──────── EXERCISE DATA

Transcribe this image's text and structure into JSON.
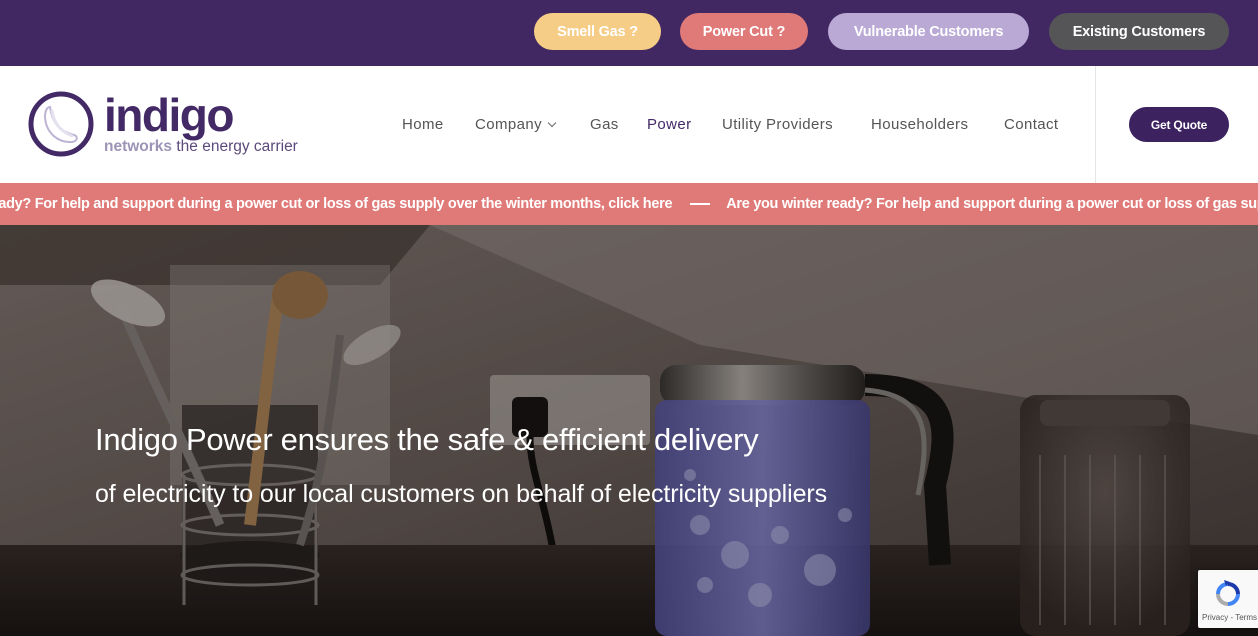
{
  "topbar": {
    "buttons": [
      {
        "label": "Smell Gas ?",
        "color": "#f6cd86"
      },
      {
        "label": "Power Cut ?",
        "color": "#e07a78"
      },
      {
        "label": "Vulnerable Customers",
        "color": "#b9a9d4"
      },
      {
        "label": "Existing Customers",
        "color": "#555457"
      }
    ],
    "background": "#412862"
  },
  "logo": {
    "wordmark": "indigo",
    "tagline_part1": "networks",
    "tagline_part2": "the energy carrier"
  },
  "nav": {
    "items": [
      {
        "label": "Home"
      },
      {
        "label": "Company",
        "has_dropdown": true
      },
      {
        "label": "Gas"
      },
      {
        "label": "Power",
        "active": true
      },
      {
        "label": "Utility Providers"
      },
      {
        "label": "Householders"
      },
      {
        "label": "Contact"
      }
    ],
    "cta_label": "Get Quote"
  },
  "ticker": {
    "message": "Are you winter ready? For help and support during a power cut or loss of gas supply over the winter months, click here",
    "background": "#e07a78"
  },
  "hero": {
    "title": "Indigo Power ensures the safe & efficient delivery",
    "subtitle": "of electricity to our local customers on behalf of electricity suppliers"
  },
  "recaptcha": {
    "privacy": "Privacy",
    "separator": "-",
    "terms": "Terms"
  },
  "colors": {
    "brand_purple": "#432a67",
    "accent_pink": "#e07a78",
    "accent_yellow": "#f6cd86",
    "accent_lilac": "#b9a9d4",
    "accent_grey": "#555457"
  }
}
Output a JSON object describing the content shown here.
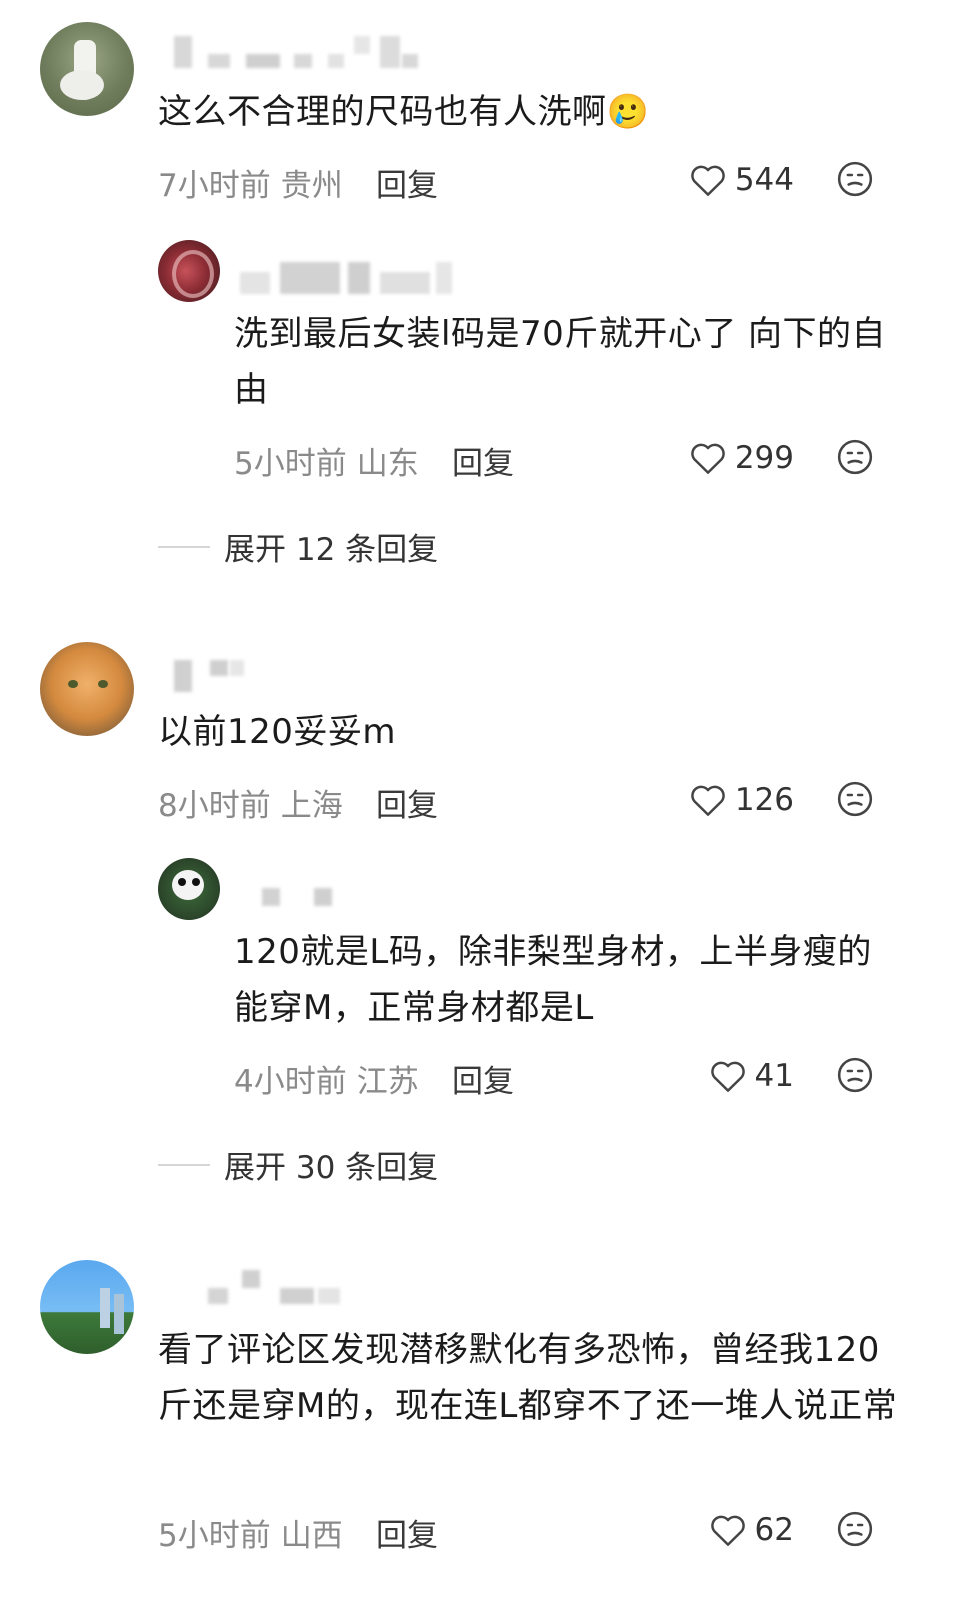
{
  "comments": [
    {
      "text": "这么不合理的尺码也有人洗啊",
      "emoji": "🥲",
      "time": "7小时前",
      "location": "贵州",
      "reply_label": "回复",
      "likes": "544",
      "replies": [
        {
          "text": "洗到最后女装l码是70斤就开心了 向下的自由",
          "time": "5小时前",
          "location": "山东",
          "reply_label": "回复",
          "likes": "299"
        }
      ],
      "expand_label": "展开 12 条回复"
    },
    {
      "text": "以前120妥妥m",
      "time": "8小时前",
      "location": "上海",
      "reply_label": "回复",
      "likes": "126",
      "replies": [
        {
          "text": "120就是L码，除非梨型身材，上半身瘦的能穿M，正常身材都是L",
          "time": "4小时前",
          "location": "江苏",
          "reply_label": "回复",
          "likes": "41"
        }
      ],
      "expand_label": "展开 30 条回复"
    },
    {
      "text": "看了评论区发现潜移默化有多恐怖，曾经我120斤还是穿M的，现在连L都穿不了还一堆人说正常",
      "time": "5小时前",
      "location": "山西",
      "reply_label": "回复",
      "likes": "62"
    }
  ],
  "icons": {
    "like": "heart-outline-icon",
    "dislike": "dislike-face-icon"
  },
  "colors": {
    "meta_text": "#8a8a8a",
    "body_text": "#1b1b1b"
  }
}
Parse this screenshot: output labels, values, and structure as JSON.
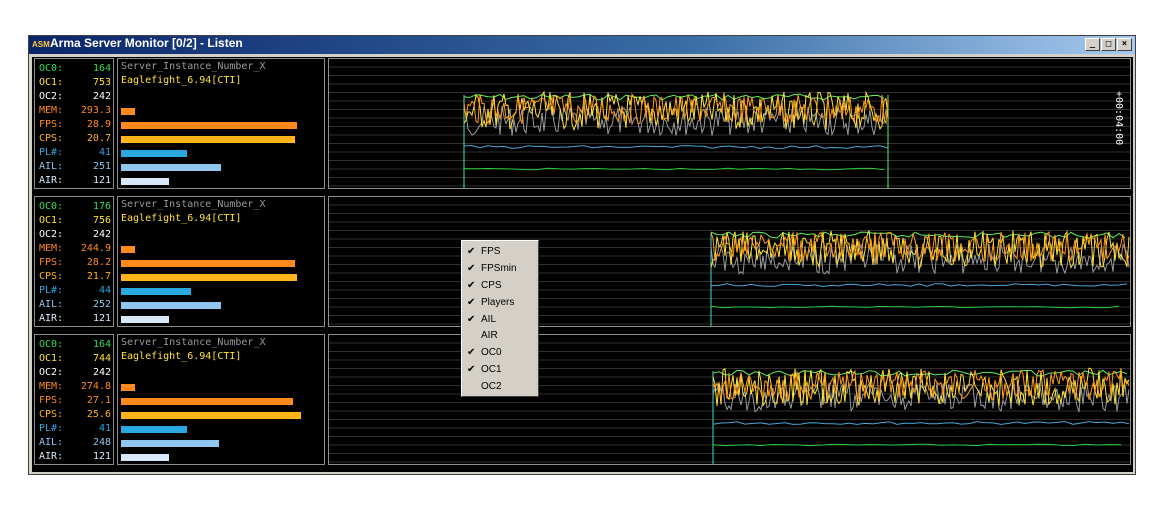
{
  "window": {
    "icon_text": "ASM",
    "title": "Arma Server Monitor [0/2] - Listen",
    "buttons": {
      "minimize": "_",
      "maximize": "□",
      "close": "×"
    }
  },
  "colors": {
    "oc0": "#33dd55",
    "oc1": "#ffe23a",
    "oc2": "#ffffff",
    "mem": "#ff8a1a",
    "fps": "#ff8a1a",
    "cps": "#ffb41a",
    "pl": "#2aa8e0",
    "ail": "#8ec6ee",
    "air": "#d8e8f8",
    "fps_line": "#ff9a1a",
    "fpsmin_line": "#ffe23a",
    "cps_line": "#9a9a9a",
    "players_line": "#4aa8d8",
    "oc_line": "#5ef05e",
    "oc1_line": "#2ecc40",
    "start_line": "#40e0d0"
  },
  "panels": [
    {
      "stats": [
        {
          "label": "OC0:",
          "value": "164",
          "key": "oc0"
        },
        {
          "label": "OC1:",
          "value": "753",
          "key": "oc1"
        },
        {
          "label": "OC2:",
          "value": "242",
          "key": "oc2"
        },
        {
          "label": "MEM:",
          "value": "293.3",
          "key": "mem"
        },
        {
          "label": "FPS:",
          "value": "28.9",
          "key": "fps"
        },
        {
          "label": "CPS:",
          "value": "20.7",
          "key": "cps"
        },
        {
          "label": "PL#:",
          "value": "41",
          "key": "pl"
        },
        {
          "label": "AIL:",
          "value": "251",
          "key": "ail"
        },
        {
          "label": "AIR:",
          "value": "121",
          "key": "air"
        }
      ],
      "server_name": "Server_Instance_Number_X",
      "mission": "Eaglefight_6.94[CTI]",
      "bar_levels": {
        "mem": 0.07,
        "fps": 0.88,
        "cps": 0.87,
        "pl": 0.33,
        "ail": 0.5,
        "air": 0.24
      },
      "graph": {
        "start": 0.168,
        "end": 0.698,
        "time_label": "+00:04:00"
      }
    },
    {
      "stats": [
        {
          "label": "OC0:",
          "value": "176",
          "key": "oc0"
        },
        {
          "label": "OC1:",
          "value": "756",
          "key": "oc1"
        },
        {
          "label": "OC2:",
          "value": "242",
          "key": "oc2"
        },
        {
          "label": "MEM:",
          "value": "244.9",
          "key": "mem"
        },
        {
          "label": "FPS:",
          "value": "28.2",
          "key": "fps"
        },
        {
          "label": "CPS:",
          "value": "21.7",
          "key": "cps"
        },
        {
          "label": "PL#:",
          "value": "44",
          "key": "pl"
        },
        {
          "label": "AIL:",
          "value": "252",
          "key": "ail"
        },
        {
          "label": "AIR:",
          "value": "121",
          "key": "air"
        }
      ],
      "server_name": "Server_Instance_Number_X",
      "mission": "Eaglefight_6.94[CTI]",
      "bar_levels": {
        "mem": 0.07,
        "fps": 0.87,
        "cps": 0.88,
        "pl": 0.35,
        "ail": 0.5,
        "air": 0.24
      },
      "graph": {
        "start": 0.477,
        "end": 1.0,
        "time_label": ""
      }
    },
    {
      "stats": [
        {
          "label": "OC0:",
          "value": "164",
          "key": "oc0"
        },
        {
          "label": "OC1:",
          "value": "744",
          "key": "oc1"
        },
        {
          "label": "OC2:",
          "value": "242",
          "key": "oc2"
        },
        {
          "label": "MEM:",
          "value": "274.8",
          "key": "mem"
        },
        {
          "label": "FPS:",
          "value": "27.1",
          "key": "fps"
        },
        {
          "label": "CPS:",
          "value": "25.6",
          "key": "cps"
        },
        {
          "label": "PL#:",
          "value": "41",
          "key": "pl"
        },
        {
          "label": "AIL:",
          "value": "248",
          "key": "ail"
        },
        {
          "label": "AIR:",
          "value": "121",
          "key": "air"
        }
      ],
      "server_name": "Server_Instance_Number_X",
      "mission": "Eaglefight_6.94[CTI]",
      "bar_levels": {
        "mem": 0.07,
        "fps": 0.86,
        "cps": 0.9,
        "pl": 0.33,
        "ail": 0.49,
        "air": 0.24
      },
      "graph": {
        "start": 0.48,
        "end": 1.0,
        "time_label": ""
      }
    }
  ],
  "context_menu": {
    "items": [
      {
        "label": "FPS",
        "checked": true
      },
      {
        "label": "FPSmin",
        "checked": true
      },
      {
        "label": "CPS",
        "checked": true
      },
      {
        "label": "Players",
        "checked": true
      },
      {
        "label": "AIL",
        "checked": true
      },
      {
        "label": "AIR",
        "checked": false
      },
      {
        "label": "OC0",
        "checked": true
      },
      {
        "label": "OC1",
        "checked": true
      },
      {
        "label": "OC2",
        "checked": false
      }
    ]
  }
}
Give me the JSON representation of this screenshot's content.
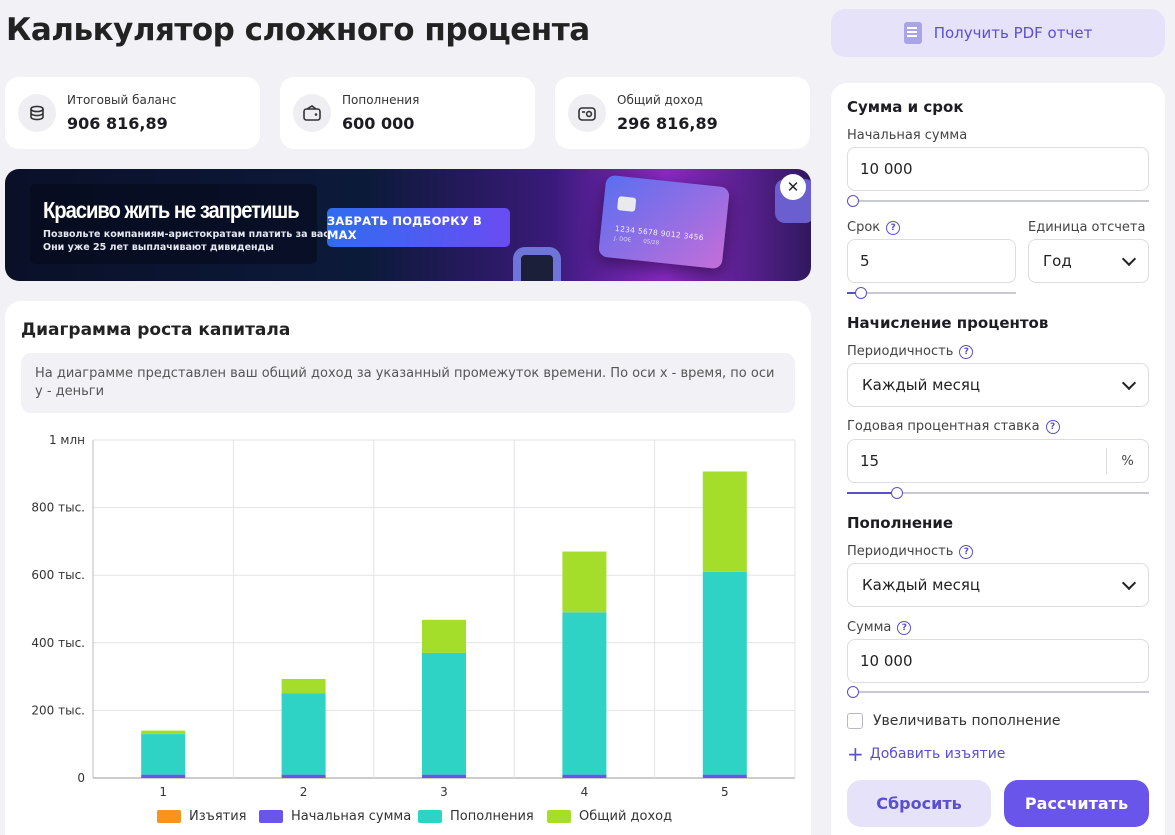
{
  "page_title": "Калькулятор сложного процента",
  "pdf_button": "Получить PDF отчет",
  "stats": [
    {
      "label": "Итоговый баланс",
      "value": "906 816,89",
      "icon": "coins-icon"
    },
    {
      "label": "Пополнения",
      "value": "600 000",
      "icon": "wallet-icon"
    },
    {
      "label": "Общий доход",
      "value": "296 816,89",
      "icon": "income-icon"
    }
  ],
  "banner": {
    "headline": "Красиво жить не запретишь",
    "subtext": "Позвольте компаниям-аристократам платить за вас. Они уже 25 лет выплачивают дивиденды",
    "cta": "ЗАБРАТЬ ПОДБОРКУ В MAX",
    "card_number": "1234 5678 9012 3456",
    "card_name": "J. DOE",
    "card_exp": "05/28",
    "close": "✕"
  },
  "chart_section": {
    "title": "Диаграмма роста капитала",
    "description": "На диаграмме представлен ваш общий доход за указанный промежуток времени. По оси x - время, по оси y - деньги"
  },
  "chart_data": {
    "type": "bar",
    "stacked": true,
    "categories": [
      "1",
      "2",
      "3",
      "4",
      "5"
    ],
    "y_tick_labels": [
      "0",
      "200 тыс.",
      "400 тыс.",
      "600 тыс.",
      "800 тыс.",
      "1 млн"
    ],
    "ylim": [
      0,
      1000000
    ],
    "grid": true,
    "legend_position": "bottom",
    "series": [
      {
        "name": "Изъятия",
        "color": "#f7941d",
        "values": [
          0,
          0,
          0,
          0,
          0
        ]
      },
      {
        "name": "Начальная сумма",
        "color": "#6a55ea",
        "values": [
          10000,
          10000,
          10000,
          10000,
          10000
        ]
      },
      {
        "name": "Пополнения",
        "color": "#2fd3c6",
        "values": [
          120000,
          240000,
          360000,
          480000,
          600000
        ]
      },
      {
        "name": "Общий доход",
        "color": "#a4de2a",
        "values": [
          10200,
          43000,
          98000,
          180000,
          296817
        ]
      }
    ]
  },
  "form": {
    "section_amount": "Сумма и срок",
    "initial_label": "Начальная сумма",
    "initial_value": "10 000",
    "initial_slider": 0.0,
    "term_label": "Срок",
    "term_value": "5",
    "term_slider": 0.05,
    "unit_label": "Единица отсчета",
    "unit_value": "Год",
    "section_interest": "Начисление процентов",
    "interest_freq_label": "Периодичность",
    "interest_freq_value": "Каждый месяц",
    "rate_label": "Годовая процентная ставка",
    "rate_value": "15",
    "rate_unit": "%",
    "rate_slider": 0.15,
    "section_topup": "Пополнение",
    "topup_freq_label": "Периодичность",
    "topup_freq_value": "Каждый месяц",
    "topup_sum_label": "Сумма",
    "topup_sum_value": "10 000",
    "topup_slider": 0.0,
    "increase_label": "Увеличивать пополнение",
    "add_withdrawal": "Добавить изъятие",
    "reset": "Сбросить",
    "calculate": "Рассчитать",
    "help": "?"
  }
}
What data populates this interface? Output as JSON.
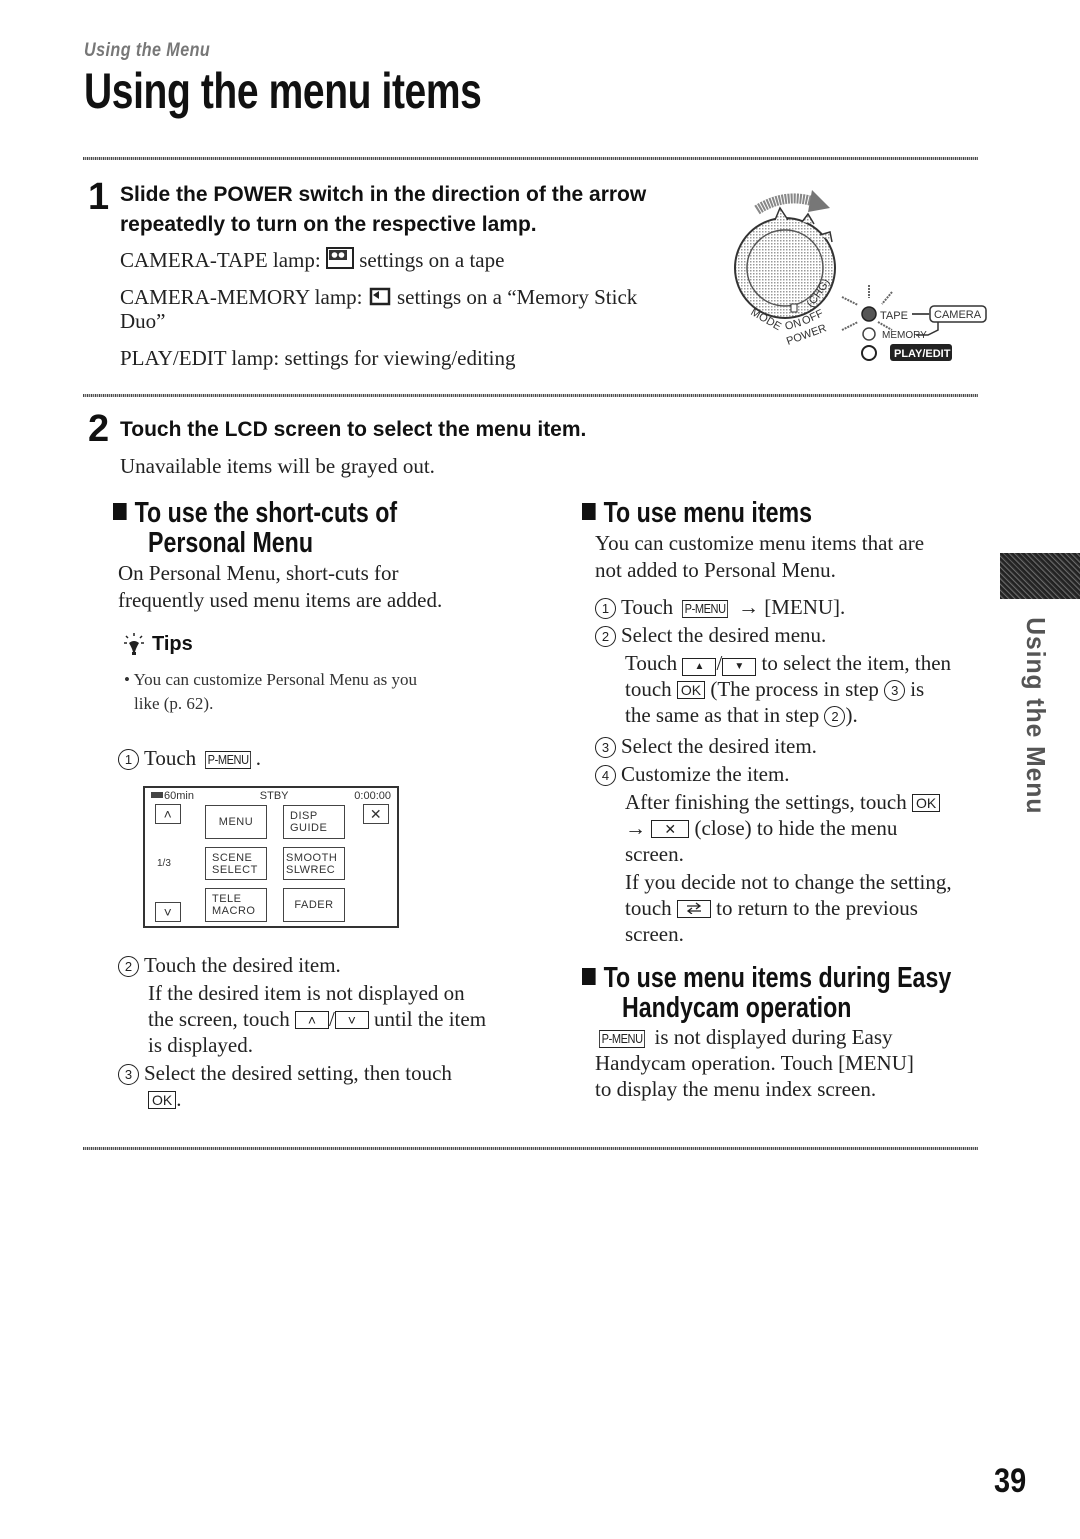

────────────────

Pull out every line holding "help" from the records above, and copy it.

    "message": "Are you winter ready? For help and support during a power cut or loss of gas supply over the winter months, click here",
    "help": "?"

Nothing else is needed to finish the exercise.